--- start ---
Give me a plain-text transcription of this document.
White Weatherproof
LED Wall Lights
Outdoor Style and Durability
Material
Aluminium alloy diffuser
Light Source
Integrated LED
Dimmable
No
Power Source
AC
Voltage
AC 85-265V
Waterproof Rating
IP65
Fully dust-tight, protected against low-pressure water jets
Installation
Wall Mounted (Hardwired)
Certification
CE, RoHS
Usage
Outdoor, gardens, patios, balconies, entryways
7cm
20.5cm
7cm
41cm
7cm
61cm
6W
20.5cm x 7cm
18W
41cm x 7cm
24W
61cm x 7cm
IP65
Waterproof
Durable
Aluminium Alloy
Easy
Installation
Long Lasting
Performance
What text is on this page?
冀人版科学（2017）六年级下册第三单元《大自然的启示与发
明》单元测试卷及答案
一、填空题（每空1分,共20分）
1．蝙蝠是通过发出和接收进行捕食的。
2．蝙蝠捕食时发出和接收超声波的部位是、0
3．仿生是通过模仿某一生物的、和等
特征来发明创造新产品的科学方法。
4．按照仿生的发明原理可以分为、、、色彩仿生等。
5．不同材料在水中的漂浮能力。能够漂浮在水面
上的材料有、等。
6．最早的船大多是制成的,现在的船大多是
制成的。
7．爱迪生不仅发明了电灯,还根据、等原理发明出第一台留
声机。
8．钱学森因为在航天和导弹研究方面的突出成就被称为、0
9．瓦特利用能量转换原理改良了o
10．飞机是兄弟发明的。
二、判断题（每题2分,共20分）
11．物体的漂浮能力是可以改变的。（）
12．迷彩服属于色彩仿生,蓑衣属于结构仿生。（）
--- end ---
→ Stated task
Without leaving anything out, quote all the data.

→ Exercise output
Give me a plain-text transcription of this document.
White Weatherproof
LED Wall Lights
Outdoor Style and Durability
Material
Aluminium alloy diffuser
Light Source
Integrated LED
Dimmable
No
Power Source
AC
Voltage
AC 85-265V
Waterproof Rating
IP65
Fully dust-tight, protected against low-pressure water jets
Installation
Wall Mounted (Hardwired)
Certification
CE, RoHS
Usage
Outdoor, gardens, patios, balconies, entryways
7cm
20.5cm
7cm
41cm
7cm
61cm
6W
20.5cm x 7cm
18W
41cm x 7cm
24W
61cm x 7cm
IP65
Waterproof
Durable
Aluminium Alloy
Easy
Installation
Long Lasting
Performance
What text is on this page?
冀人版科学（2017）六年级下册第三单元《大自然的启示与发
明》单元测试卷及答案
一、填空题（每空1分,共20分）
1．蝙蝠是通过发出和接收进行捕食的。
2．蝙蝠捕食时发出和接收超声波的部位是、0
3．仿生是通过模仿某一生物的、和等
特征来发明创造新产品的科学方法。
4．按照仿生的发明原理可以分为、、、色彩仿生等。
5．不同材料在水中的漂浮能力。能够漂浮在水面
上的材料有、等。
6．最早的船大多是制成的,现在的船大多是
制成的。
7．爱迪生不仅发明了电灯,还根据、等原理发明出第一台留
声机。
8．钱学森因为在航天和导弹研究方面的突出成就被称为、0
9．瓦特利用能量转换原理改良了o
10．飞机是兄弟发明的。
二、判断题（每题2分,共20分）
11．物体的漂浮能力是可以改变的。（）
12．迷彩服属于色彩仿生,蓑衣属于结构仿生。（）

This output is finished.